DIRECTIONS:
Locate the word "What" in the material, then show every line that holds it.

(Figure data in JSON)
-------------------------
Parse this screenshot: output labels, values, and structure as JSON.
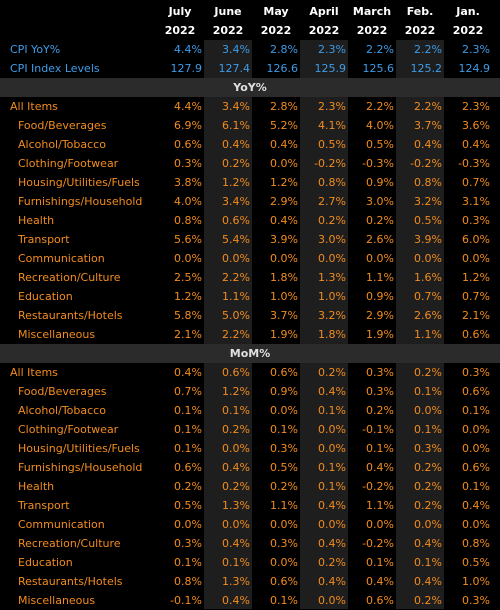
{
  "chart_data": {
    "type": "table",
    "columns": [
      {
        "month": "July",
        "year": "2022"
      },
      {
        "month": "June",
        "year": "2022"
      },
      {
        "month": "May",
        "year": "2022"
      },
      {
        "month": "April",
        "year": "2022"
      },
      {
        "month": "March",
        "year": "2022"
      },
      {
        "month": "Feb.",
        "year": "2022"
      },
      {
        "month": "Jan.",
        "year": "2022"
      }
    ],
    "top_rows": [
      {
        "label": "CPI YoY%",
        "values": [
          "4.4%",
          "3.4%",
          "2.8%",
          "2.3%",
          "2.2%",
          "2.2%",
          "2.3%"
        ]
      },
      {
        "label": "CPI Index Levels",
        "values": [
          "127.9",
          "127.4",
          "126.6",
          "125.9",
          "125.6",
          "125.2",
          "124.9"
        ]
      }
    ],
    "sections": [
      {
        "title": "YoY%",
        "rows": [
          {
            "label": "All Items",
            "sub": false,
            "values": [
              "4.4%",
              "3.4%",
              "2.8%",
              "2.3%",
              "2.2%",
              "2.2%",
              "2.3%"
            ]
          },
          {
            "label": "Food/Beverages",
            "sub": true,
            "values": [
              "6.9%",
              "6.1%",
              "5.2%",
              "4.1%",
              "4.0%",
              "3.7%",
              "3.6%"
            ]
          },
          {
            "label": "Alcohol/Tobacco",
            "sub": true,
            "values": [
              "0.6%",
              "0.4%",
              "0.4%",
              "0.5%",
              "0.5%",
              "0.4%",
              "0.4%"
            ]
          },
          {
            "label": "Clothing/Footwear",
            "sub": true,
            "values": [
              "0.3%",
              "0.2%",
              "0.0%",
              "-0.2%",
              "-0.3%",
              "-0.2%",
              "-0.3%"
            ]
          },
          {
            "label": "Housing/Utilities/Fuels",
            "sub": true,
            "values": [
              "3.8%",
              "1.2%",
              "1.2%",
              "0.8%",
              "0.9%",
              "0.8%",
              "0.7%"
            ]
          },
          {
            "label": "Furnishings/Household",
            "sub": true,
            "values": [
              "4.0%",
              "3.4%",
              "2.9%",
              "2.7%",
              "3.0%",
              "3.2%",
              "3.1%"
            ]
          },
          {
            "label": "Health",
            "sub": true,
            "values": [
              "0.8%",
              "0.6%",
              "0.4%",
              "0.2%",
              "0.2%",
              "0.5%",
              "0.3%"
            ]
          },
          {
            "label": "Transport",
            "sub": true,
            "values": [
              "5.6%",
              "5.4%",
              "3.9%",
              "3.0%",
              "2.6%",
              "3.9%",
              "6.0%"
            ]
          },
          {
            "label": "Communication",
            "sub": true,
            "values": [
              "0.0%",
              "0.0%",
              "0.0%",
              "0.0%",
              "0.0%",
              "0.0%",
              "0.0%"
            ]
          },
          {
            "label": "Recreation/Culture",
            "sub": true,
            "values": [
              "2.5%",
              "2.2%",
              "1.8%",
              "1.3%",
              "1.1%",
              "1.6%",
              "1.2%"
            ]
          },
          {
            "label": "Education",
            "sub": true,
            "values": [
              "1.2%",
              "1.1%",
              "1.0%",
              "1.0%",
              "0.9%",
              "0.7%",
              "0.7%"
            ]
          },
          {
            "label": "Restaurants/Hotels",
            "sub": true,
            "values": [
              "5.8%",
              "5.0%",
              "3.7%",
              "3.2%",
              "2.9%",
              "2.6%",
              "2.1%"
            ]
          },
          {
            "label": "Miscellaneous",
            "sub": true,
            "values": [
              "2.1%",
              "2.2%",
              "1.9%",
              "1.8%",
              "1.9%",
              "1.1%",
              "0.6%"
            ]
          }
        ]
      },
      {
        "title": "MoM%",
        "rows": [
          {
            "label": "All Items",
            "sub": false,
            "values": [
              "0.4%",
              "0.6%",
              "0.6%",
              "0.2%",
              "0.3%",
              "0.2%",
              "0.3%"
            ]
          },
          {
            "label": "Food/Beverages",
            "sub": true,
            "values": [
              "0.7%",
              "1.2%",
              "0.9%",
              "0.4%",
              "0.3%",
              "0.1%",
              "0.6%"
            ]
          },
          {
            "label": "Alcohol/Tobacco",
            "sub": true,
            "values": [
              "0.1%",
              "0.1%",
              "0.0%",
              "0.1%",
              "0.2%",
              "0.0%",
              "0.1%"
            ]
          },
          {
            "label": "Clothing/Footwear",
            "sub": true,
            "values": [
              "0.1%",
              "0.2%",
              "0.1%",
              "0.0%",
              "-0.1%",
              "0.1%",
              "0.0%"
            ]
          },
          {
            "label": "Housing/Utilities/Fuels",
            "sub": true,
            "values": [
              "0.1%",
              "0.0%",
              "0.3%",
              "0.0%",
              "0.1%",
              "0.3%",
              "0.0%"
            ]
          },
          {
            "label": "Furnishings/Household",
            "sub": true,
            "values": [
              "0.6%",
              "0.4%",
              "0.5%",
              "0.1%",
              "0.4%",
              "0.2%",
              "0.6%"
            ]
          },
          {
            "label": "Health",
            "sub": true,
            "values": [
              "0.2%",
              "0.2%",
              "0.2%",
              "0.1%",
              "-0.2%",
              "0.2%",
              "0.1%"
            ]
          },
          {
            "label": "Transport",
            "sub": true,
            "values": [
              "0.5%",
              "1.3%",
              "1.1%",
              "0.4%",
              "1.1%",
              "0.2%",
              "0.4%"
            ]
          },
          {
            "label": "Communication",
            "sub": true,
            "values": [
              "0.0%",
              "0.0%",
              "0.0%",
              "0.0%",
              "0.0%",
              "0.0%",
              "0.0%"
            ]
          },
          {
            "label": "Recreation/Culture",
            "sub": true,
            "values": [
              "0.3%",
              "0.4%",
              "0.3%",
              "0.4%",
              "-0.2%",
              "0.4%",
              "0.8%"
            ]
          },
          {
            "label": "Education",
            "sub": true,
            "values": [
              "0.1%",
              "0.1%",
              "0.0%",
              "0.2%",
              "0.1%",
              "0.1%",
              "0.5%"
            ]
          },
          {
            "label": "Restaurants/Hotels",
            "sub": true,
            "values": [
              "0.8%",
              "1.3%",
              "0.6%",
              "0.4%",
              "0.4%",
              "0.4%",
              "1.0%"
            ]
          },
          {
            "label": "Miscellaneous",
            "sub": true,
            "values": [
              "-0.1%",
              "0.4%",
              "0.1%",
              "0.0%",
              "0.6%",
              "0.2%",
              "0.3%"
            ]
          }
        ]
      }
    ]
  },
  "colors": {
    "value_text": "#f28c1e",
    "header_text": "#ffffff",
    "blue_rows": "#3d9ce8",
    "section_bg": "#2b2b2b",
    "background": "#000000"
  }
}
-------------------------
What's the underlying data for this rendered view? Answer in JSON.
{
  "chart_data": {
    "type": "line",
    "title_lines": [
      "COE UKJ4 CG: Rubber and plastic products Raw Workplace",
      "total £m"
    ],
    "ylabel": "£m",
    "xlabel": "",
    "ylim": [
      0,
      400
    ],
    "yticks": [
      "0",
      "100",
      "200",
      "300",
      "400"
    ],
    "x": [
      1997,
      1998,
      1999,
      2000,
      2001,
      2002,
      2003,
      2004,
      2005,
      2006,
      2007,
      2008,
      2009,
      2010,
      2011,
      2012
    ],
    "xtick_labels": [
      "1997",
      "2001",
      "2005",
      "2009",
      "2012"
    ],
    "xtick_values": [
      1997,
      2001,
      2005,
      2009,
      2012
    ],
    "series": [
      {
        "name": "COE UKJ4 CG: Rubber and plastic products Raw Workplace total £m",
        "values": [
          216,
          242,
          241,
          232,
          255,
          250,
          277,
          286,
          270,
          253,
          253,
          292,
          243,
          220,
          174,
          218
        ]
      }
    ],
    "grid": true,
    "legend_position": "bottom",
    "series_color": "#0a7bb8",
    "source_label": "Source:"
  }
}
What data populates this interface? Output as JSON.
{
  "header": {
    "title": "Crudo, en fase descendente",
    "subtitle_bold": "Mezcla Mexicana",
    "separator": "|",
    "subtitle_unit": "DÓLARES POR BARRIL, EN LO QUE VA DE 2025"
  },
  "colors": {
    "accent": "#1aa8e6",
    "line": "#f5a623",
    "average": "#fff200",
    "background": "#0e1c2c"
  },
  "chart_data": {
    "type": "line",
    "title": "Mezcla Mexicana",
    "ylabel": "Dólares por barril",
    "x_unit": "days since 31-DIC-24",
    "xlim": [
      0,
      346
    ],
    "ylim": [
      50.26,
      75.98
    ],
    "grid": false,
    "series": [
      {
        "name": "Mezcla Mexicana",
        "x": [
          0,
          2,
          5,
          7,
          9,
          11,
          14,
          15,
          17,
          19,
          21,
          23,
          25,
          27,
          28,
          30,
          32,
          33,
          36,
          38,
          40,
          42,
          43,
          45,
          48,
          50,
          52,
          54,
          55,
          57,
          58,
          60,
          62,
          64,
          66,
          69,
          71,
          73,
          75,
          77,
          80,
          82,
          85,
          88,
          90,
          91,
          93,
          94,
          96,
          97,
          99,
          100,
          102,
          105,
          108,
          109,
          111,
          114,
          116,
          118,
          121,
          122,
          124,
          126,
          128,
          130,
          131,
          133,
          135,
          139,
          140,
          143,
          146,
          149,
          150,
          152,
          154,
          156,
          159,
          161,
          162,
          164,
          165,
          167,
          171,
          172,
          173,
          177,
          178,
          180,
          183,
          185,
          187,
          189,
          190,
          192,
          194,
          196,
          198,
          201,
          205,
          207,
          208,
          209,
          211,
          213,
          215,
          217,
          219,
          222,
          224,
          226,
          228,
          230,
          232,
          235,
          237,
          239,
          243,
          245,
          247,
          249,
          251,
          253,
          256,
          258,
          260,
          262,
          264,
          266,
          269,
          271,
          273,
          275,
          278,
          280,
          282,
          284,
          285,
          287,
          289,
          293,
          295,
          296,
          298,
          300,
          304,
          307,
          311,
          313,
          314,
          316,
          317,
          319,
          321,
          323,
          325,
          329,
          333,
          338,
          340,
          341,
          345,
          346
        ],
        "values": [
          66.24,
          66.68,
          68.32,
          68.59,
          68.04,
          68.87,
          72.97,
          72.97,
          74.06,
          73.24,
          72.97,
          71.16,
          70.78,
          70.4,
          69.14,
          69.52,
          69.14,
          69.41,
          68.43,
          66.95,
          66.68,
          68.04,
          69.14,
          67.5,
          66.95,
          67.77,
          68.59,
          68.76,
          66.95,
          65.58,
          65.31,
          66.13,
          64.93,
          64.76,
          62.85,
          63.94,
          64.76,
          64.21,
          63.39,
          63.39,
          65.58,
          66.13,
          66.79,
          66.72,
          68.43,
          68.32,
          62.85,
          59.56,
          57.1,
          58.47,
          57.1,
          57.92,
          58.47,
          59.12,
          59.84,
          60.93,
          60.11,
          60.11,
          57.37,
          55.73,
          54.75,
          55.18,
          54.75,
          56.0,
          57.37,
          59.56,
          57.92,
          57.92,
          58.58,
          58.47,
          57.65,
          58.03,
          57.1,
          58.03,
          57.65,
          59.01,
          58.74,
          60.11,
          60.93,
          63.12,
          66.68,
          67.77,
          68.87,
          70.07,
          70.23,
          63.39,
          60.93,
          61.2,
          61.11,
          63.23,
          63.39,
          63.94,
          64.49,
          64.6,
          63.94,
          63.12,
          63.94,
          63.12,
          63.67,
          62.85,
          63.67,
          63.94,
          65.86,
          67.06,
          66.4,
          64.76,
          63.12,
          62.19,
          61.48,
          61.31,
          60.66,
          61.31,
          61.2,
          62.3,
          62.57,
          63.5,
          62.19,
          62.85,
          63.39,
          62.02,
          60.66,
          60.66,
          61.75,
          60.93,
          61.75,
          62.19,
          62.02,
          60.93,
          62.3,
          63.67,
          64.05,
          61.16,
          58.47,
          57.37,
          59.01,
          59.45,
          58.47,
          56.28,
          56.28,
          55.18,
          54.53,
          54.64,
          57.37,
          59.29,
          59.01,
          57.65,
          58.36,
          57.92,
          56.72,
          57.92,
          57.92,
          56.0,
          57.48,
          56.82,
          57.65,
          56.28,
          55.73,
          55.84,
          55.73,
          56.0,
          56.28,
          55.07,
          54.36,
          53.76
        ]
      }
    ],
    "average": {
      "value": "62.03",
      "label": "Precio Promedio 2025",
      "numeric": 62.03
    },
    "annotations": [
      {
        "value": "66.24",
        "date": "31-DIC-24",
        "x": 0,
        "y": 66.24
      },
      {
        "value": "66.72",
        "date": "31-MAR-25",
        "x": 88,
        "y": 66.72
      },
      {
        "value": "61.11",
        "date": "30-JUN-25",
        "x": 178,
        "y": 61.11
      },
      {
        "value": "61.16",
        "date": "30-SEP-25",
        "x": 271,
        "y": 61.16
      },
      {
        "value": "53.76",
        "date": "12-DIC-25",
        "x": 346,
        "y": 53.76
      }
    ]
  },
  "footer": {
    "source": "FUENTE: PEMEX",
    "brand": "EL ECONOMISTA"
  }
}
-------------------------
EXERCISE ANSWER:
What's the underlying data for this rendered view? Answer in JSON.
What data populates this interface? Output as JSON.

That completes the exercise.